**Stated problem**
Write out each entry, exactly the way it appears.
=== Records for the exercise ===
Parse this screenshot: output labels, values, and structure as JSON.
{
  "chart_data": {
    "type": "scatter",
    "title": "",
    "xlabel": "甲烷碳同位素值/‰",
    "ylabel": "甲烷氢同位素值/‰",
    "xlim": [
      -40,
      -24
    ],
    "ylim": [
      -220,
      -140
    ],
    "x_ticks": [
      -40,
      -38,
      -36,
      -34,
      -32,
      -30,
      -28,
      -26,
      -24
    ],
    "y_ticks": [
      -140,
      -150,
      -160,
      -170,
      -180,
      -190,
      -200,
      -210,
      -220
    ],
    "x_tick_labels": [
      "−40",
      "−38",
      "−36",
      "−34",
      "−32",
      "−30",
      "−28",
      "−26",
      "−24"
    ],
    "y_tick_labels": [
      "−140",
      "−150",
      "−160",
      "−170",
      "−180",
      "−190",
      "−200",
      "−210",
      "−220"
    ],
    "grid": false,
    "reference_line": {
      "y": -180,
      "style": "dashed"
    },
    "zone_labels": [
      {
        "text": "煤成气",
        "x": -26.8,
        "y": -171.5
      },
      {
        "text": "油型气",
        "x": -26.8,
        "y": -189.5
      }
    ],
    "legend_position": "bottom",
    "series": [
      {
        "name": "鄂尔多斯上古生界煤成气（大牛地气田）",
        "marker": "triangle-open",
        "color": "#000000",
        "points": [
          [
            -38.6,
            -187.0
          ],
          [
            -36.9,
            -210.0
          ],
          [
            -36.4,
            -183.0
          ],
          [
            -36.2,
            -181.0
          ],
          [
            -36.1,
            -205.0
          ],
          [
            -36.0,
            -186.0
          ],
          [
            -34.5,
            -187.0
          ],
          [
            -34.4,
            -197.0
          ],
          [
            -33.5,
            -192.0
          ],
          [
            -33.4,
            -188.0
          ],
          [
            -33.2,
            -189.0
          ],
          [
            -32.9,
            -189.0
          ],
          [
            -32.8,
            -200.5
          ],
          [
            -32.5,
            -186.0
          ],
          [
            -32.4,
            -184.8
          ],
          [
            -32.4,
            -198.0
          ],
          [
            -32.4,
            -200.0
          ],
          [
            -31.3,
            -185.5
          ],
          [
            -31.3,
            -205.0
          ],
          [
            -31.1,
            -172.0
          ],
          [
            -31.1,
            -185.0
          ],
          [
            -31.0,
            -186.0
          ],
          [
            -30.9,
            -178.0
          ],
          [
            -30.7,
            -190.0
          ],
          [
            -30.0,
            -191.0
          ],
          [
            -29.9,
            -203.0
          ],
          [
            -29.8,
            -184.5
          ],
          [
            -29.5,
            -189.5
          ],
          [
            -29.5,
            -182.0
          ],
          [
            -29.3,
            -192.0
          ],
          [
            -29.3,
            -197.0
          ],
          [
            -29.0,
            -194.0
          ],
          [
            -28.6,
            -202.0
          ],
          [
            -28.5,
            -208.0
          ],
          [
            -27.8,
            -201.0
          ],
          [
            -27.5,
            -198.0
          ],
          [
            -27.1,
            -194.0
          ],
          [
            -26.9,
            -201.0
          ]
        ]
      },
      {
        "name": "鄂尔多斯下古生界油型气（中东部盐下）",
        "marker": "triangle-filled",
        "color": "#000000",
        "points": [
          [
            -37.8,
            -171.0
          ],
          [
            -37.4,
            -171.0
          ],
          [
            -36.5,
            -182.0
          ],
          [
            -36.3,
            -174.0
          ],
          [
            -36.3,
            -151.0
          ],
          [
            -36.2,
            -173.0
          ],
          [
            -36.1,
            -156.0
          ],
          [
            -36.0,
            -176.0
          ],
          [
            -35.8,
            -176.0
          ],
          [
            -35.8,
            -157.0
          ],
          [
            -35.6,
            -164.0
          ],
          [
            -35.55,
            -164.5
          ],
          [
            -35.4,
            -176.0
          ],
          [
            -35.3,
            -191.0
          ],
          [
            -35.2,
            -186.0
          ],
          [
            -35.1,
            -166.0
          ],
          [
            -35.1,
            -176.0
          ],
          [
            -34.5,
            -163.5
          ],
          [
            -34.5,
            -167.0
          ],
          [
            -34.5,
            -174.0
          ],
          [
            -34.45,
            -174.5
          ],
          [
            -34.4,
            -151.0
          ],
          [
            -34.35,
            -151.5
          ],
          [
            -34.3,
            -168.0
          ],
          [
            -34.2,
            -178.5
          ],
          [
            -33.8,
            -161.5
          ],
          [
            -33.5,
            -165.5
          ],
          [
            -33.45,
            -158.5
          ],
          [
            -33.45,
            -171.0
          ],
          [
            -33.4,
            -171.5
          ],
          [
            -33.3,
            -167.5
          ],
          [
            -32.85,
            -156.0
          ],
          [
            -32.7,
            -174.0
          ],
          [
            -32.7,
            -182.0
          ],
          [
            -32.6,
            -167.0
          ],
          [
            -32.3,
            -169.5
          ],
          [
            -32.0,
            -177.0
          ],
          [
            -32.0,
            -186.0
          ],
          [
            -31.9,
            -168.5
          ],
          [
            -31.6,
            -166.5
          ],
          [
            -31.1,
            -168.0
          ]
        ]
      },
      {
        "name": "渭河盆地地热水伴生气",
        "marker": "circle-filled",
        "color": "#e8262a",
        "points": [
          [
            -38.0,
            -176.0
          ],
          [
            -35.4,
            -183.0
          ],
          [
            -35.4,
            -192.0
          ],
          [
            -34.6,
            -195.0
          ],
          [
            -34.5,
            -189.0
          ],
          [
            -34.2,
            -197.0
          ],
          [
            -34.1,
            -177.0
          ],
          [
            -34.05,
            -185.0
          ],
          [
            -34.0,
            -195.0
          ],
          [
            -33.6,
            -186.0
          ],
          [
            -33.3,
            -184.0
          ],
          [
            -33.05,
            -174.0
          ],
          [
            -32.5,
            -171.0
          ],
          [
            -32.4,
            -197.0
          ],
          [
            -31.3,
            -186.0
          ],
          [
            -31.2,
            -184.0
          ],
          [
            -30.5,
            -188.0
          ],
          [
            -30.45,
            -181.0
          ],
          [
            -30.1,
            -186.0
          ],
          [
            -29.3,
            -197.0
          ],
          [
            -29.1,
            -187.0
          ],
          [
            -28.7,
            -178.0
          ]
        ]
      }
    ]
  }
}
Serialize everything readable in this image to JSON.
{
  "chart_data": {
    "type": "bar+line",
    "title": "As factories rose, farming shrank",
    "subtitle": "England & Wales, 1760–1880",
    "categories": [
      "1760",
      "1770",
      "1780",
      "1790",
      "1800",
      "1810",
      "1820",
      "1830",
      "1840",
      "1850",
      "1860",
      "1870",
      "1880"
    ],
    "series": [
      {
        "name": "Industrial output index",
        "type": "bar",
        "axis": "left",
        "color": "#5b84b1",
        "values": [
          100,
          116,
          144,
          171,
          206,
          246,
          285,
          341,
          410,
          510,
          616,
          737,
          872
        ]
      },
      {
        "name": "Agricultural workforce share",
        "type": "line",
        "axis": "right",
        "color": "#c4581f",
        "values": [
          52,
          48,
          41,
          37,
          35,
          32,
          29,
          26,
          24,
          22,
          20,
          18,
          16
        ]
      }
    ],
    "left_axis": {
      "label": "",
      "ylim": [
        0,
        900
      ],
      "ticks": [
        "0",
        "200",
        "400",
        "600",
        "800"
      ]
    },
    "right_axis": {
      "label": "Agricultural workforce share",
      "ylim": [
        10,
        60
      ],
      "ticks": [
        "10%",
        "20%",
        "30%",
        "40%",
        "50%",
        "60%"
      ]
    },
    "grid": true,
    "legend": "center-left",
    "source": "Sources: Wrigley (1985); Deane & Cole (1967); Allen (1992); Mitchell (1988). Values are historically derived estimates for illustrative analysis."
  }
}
===
**Solution to this task**
Parse this screenshot: output labels, values, and structure as JSON.
{
  "chart_data": {
    "type": "scatter",
    "title": "",
    "xlabel": "甲烷碳同位素值/‰",
    "ylabel": "甲烷氢同位素值/‰",
    "xlim": [
      -40,
      -24
    ],
    "ylim": [
      -220,
      -140
    ],
    "x_ticks": [
      -40,
      -38,
      -36,
      -34,
      -32,
      -30,
      -28,
      -26,
      -24
    ],
    "y_ticks": [
      -140,
      -150,
      -160,
      -170,
      -180,
      -190,
      -200,
      -210,
      -220
    ],
    "x_tick_labels": [
      "−40",
      "−38",
      "−36",
      "−34",
      "−32",
      "−30",
      "−28",
      "−26",
      "−24"
    ],
    "y_tick_labels": [
      "−140",
      "−150",
      "−160",
      "−170",
      "−180",
      "−190",
      "−200",
      "−210",
      "−220"
    ],
    "grid": false,
    "reference_line": {
      "y": -180,
      "style": "dashed"
    },
    "zone_labels": [
      {
        "text": "煤成气",
        "x": -26.8,
        "y": -171.5
      },
      {
        "text": "油型气",
        "x": -26.8,
        "y": -189.5
      }
    ],
    "legend_position": "bottom",
    "series": [
      {
        "name": "鄂尔多斯上古生界煤成气（大牛地气田）",
        "marker": "triangle-open",
        "color": "#000000",
        "points": [
          [
            -38.6,
            -187.0
          ],
          [
            -36.9,
            -210.0
          ],
          [
            -36.4,
            -183.0
          ],
          [
            -36.2,
            -181.0
          ],
          [
            -36.1,
            -205.0
          ],
          [
            -36.0,
            -186.0
          ],
          [
            -34.5,
            -187.0
          ],
          [
            -34.4,
            -197.0
          ],
          [
            -33.5,
            -192.0
          ],
          [
            -33.4,
            -188.0
          ],
          [
            -33.2,
            -189.0
          ],
          [
            -32.9,
            -189.0
          ],
          [
            -32.8,
            -200.5
          ],
          [
            -32.5,
            -186.0
          ],
          [
            -32.4,
            -184.8
          ],
          [
            -32.4,
            -198.0
          ],
          [
            -32.4,
            -200.0
          ],
          [
            -31.3,
            -185.5
          ],
          [
            -31.3,
            -205.0
          ],
          [
            -31.1,
            -172.0
          ],
          [
            -31.1,
            -185.0
          ],
          [
            -31.0,
            -186.0
          ],
          [
            -30.9,
            -178.0
          ],
          [
            -30.7,
            -190.0
          ],
          [
            -30.0,
            -191.0
          ],
          [
            -29.9,
            -203.0
          ],
          [
            -29.8,
            -184.5
          ],
          [
            -29.5,
            -189.5
          ],
          [
            -29.5,
            -182.0
          ],
          [
            -29.3,
            -192.0
          ],
          [
            -29.3,
            -197.0
          ],
          [
            -29.0,
            -194.0
          ],
          [
            -28.6,
            -202.0
          ],
          [
            -28.5,
            -208.0
          ],
          [
            -27.8,
            -201.0
          ],
          [
            -27.5,
            -198.0
          ],
          [
            -27.1,
            -194.0
          ],
          [
            -26.9,
            -201.0
          ]
        ]
      },
      {
        "name": "鄂尔多斯下古生界油型气（中东部盐下）",
        "marker": "triangle-filled",
        "color": "#000000",
        "points": [
          [
            -37.8,
            -171.0
          ],
          [
            -37.4,
            -171.0
          ],
          [
            -36.5,
            -182.0
          ],
          [
            -36.3,
            -174.0
          ],
          [
            -36.3,
            -151.0
          ],
          [
            -36.2,
            -173.0
          ],
          [
            -36.1,
            -156.0
          ],
          [
            -36.0,
            -176.0
          ],
          [
            -35.8,
            -176.0
          ],
          [
            -35.8,
            -157.0
          ],
          [
            -35.6,
            -164.0
          ],
          [
            -35.55,
            -164.5
          ],
          [
            -35.4,
            -176.0
          ],
          [
            -35.3,
            -191.0
          ],
          [
            -35.2,
            -186.0
          ],
          [
            -35.1,
            -166.0
          ],
          [
            -35.1,
            -176.0
          ],
          [
            -34.5,
            -163.5
          ],
          [
            -34.5,
            -167.0
          ],
          [
            -34.5,
            -174.0
          ],
          [
            -34.45,
            -174.5
          ],
          [
            -34.4,
            -151.0
          ],
          [
            -34.35,
            -151.5
          ],
          [
            -34.3,
            -168.0
          ],
          [
            -34.2,
            -178.5
          ],
          [
            -33.8,
            -161.5
          ],
          [
            -33.5,
            -165.5
          ],
          [
            -33.45,
            -158.5
          ],
          [
            -33.45,
            -171.0
          ],
          [
            -33.4,
            -171.5
          ],
          [
            -33.3,
            -167.5
          ],
          [
            -32.85,
            -156.0
          ],
          [
            -32.7,
            -174.0
          ],
          [
            -32.7,
            -182.0
          ],
          [
            -32.6,
            -167.0
          ],
          [
            -32.3,
            -169.5
          ],
          [
            -32.0,
            -177.0
          ],
          [
            -32.0,
            -186.0
          ],
          [
            -31.9,
            -168.5
          ],
          [
            -31.6,
            -166.5
          ],
          [
            -31.1,
            -168.0
          ]
        ]
      },
      {
        "name": "渭河盆地地热水伴生气",
        "marker": "circle-filled",
        "color": "#e8262a",
        "points": [
          [
            -38.0,
            -176.0
          ],
          [
            -35.4,
            -183.0
          ],
          [
            -35.4,
            -192.0
          ],
          [
            -34.6,
            -195.0
          ],
          [
            -34.5,
            -189.0
          ],
          [
            -34.2,
            -197.0
          ],
          [
            -34.1,
            -177.0
          ],
          [
            -34.05,
            -185.0
          ],
          [
            -34.0,
            -195.0
          ],
          [
            -33.6,
            -186.0
          ],
          [
            -33.3,
            -184.0
          ],
          [
            -33.05,
            -174.0
          ],
          [
            -32.5,
            -171.0
          ],
          [
            -32.4,
            -197.0
          ],
          [
            -31.3,
            -186.0
          ],
          [
            -31.2,
            -184.0
          ],
          [
            -30.5,
            -188.0
          ],
          [
            -30.45,
            -181.0
          ],
          [
            -30.1,
            -186.0
          ],
          [
            -29.3,
            -197.0
          ],
          [
            -29.1,
            -187.0
          ],
          [
            -28.7,
            -178.0
          ]
        ]
      }
    ]
  }
}
Serialize everything readable in this image to JSON.
{
  "chart_data": {
    "type": "bar+line",
    "title": "As factories rose, farming shrank",
    "subtitle": "England & Wales, 1760–1880",
    "categories": [
      "1760",
      "1770",
      "1780",
      "1790",
      "1800",
      "1810",
      "1820",
      "1830",
      "1840",
      "1850",
      "1860",
      "1870",
      "1880"
    ],
    "series": [
      {
        "name": "Industrial output index",
        "type": "bar",
        "axis": "left",
        "color": "#5b84b1",
        "values": [
          100,
          116,
          144,
          171,
          206,
          246,
          285,
          341,
          410,
          510,
          616,
          737,
          872
        ]
      },
      {
        "name": "Agricultural workforce share",
        "type": "line",
        "axis": "right",
        "color": "#c4581f",
        "values": [
          52,
          48,
          41,
          37,
          35,
          32,
          29,
          26,
          24,
          22,
          20,
          18,
          16
        ]
      }
    ],
    "left_axis": {
      "label": "",
      "ylim": [
        0,
        900
      ],
      "ticks": [
        "0",
        "200",
        "400",
        "600",
        "800"
      ]
    },
    "right_axis": {
      "label": "Agricultural workforce share",
      "ylim": [
        10,
        60
      ],
      "ticks": [
        "10%",
        "20%",
        "30%",
        "40%",
        "50%",
        "60%"
      ]
    },
    "grid": true,
    "legend": "center-left",
    "source": "Sources: Wrigley (1985); Deane & Cole (1967); Allen (1992); Mitchell (1988). Values are historically derived estimates for illustrative analysis."
  }
}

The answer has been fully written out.